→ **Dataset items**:
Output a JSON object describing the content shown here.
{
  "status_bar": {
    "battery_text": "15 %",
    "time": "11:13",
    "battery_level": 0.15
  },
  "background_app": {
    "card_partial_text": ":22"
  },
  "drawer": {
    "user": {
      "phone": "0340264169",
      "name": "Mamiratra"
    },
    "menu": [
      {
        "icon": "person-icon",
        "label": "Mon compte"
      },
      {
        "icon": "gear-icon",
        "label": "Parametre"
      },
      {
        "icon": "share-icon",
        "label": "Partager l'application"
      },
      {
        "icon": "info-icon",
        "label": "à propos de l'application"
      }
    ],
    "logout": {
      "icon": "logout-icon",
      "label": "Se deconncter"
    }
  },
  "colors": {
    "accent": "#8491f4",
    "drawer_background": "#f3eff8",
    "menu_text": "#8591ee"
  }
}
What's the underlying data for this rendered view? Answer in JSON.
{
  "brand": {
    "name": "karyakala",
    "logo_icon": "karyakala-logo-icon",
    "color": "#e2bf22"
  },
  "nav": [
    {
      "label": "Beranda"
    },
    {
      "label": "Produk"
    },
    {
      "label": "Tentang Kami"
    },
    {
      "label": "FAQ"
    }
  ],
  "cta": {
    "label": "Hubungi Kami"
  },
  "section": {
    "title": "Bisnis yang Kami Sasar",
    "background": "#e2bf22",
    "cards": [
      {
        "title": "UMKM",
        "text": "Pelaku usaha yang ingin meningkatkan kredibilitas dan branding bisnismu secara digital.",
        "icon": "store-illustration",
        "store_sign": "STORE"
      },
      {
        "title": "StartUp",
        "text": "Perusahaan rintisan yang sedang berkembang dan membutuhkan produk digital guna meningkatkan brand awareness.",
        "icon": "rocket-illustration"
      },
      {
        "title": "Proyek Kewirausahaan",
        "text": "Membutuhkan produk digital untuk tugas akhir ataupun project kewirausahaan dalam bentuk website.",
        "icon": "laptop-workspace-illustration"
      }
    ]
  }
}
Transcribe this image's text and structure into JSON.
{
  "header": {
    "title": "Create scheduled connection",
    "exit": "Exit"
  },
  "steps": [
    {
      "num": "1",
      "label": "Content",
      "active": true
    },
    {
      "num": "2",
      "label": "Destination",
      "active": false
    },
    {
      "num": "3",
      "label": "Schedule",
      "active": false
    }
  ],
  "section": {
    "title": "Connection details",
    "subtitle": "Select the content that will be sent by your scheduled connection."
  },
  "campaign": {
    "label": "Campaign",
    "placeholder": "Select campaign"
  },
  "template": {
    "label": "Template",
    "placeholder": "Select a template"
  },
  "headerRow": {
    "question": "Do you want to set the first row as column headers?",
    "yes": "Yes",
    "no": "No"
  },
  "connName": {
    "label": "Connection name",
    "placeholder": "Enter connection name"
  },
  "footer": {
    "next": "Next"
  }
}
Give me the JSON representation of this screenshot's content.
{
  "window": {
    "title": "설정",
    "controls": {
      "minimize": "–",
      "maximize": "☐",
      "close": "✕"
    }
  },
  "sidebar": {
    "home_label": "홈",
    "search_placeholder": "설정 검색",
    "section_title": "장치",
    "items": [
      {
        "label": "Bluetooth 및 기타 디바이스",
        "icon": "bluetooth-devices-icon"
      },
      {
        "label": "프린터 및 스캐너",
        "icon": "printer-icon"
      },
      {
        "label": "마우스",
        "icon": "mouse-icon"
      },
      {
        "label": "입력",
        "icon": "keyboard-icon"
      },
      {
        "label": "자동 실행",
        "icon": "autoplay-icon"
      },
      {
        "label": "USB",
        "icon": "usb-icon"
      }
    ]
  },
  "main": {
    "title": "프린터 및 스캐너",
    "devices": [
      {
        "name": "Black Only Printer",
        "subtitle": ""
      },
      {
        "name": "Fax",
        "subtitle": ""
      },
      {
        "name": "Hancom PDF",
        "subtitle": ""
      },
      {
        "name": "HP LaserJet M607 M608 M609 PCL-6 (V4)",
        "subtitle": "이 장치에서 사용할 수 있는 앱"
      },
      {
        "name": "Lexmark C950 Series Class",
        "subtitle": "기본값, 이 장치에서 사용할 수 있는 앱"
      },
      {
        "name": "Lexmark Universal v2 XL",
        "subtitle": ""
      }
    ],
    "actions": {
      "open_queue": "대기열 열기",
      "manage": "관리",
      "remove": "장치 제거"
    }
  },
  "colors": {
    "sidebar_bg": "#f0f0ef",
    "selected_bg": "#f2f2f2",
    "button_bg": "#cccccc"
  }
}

→ **Stated problem**: Identify every line holding the word "yang" and copy it out.

→ **Correct answer**:
    "title": "Bisnis yang Kami Sasar",
        "text": "Pelaku usaha yang ingin meningkatkan kredibilitas dan branding bisnismu secara digital.",
        "text": "Perusahaan rintisan yang sedang berkembang dan membutuhkan produk digital guna meningkatkan brand awareness.",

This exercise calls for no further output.